• [What is required]
Gather up the lines that contain "color".

══ Information shown

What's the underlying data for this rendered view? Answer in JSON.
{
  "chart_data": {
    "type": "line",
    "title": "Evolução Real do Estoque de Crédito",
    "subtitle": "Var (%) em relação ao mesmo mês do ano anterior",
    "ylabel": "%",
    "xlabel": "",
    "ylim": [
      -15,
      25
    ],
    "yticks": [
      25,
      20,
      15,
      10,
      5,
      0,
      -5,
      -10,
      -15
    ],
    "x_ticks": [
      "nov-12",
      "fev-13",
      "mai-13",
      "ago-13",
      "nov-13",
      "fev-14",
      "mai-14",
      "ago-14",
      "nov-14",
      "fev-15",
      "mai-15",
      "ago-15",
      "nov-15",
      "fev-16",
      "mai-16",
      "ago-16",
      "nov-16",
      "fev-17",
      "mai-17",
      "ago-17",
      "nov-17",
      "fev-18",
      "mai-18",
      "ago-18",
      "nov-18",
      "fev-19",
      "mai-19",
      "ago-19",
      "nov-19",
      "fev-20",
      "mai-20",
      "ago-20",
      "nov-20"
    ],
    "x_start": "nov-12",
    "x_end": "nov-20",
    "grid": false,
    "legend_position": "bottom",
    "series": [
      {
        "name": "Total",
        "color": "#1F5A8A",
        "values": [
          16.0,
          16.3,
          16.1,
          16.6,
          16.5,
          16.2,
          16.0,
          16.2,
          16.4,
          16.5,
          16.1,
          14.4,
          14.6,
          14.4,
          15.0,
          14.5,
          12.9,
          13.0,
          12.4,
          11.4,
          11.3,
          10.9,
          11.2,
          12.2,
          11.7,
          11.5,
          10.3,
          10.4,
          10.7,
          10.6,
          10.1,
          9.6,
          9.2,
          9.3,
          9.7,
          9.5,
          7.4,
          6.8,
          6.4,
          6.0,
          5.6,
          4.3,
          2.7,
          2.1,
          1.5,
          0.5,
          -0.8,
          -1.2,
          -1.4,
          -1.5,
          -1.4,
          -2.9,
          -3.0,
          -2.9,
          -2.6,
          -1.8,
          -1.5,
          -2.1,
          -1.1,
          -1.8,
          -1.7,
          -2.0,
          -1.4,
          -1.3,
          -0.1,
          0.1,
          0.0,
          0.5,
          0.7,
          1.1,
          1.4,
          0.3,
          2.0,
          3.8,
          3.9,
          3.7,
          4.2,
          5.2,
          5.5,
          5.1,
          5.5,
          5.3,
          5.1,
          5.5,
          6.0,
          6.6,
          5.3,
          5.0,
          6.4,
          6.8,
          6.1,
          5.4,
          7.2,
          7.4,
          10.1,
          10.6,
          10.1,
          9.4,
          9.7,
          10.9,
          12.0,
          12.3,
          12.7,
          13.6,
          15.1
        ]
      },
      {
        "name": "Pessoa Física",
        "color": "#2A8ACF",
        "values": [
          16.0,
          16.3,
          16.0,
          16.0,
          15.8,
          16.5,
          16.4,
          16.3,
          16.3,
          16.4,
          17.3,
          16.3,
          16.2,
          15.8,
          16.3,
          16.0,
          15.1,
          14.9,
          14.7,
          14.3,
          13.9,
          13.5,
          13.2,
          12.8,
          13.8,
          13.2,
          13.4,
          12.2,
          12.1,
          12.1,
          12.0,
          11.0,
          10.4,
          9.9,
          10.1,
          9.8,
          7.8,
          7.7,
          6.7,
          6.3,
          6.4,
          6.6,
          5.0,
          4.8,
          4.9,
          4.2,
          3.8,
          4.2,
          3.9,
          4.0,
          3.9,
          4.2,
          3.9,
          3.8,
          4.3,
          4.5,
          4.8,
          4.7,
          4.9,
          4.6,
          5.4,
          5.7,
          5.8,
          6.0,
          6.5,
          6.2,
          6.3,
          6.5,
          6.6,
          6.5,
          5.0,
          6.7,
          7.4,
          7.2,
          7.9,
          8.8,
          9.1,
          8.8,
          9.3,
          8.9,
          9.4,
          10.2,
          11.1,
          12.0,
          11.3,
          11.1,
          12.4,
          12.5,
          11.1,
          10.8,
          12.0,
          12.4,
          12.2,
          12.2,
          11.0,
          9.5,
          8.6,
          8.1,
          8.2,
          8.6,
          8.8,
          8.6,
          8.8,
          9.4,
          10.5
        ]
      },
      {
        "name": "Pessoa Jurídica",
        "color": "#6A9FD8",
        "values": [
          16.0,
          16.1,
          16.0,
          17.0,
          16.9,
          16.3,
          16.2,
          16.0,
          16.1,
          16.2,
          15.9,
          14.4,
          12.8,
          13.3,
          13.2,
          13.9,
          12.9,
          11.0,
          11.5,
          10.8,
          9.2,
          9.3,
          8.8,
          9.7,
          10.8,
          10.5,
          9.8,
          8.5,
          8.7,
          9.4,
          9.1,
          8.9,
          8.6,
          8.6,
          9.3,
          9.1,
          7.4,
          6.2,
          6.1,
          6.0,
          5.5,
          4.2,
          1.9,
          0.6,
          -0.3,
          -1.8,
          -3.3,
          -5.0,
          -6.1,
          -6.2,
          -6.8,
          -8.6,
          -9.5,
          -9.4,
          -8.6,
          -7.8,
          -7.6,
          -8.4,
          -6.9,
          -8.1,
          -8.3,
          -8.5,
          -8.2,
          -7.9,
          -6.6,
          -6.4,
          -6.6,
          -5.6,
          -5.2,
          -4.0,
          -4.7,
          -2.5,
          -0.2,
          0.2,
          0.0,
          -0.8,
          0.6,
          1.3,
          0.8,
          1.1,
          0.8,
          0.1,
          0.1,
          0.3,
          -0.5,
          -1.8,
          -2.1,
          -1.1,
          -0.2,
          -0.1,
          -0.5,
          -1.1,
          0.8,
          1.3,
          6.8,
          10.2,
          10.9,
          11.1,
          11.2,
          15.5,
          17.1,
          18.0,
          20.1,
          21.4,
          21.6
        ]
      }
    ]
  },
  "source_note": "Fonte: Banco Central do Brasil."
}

════

• [Result for this exercise]
        "color": "#1F5A8A",
        "color": "#2A8ACF",
        "color": "#6A9FD8",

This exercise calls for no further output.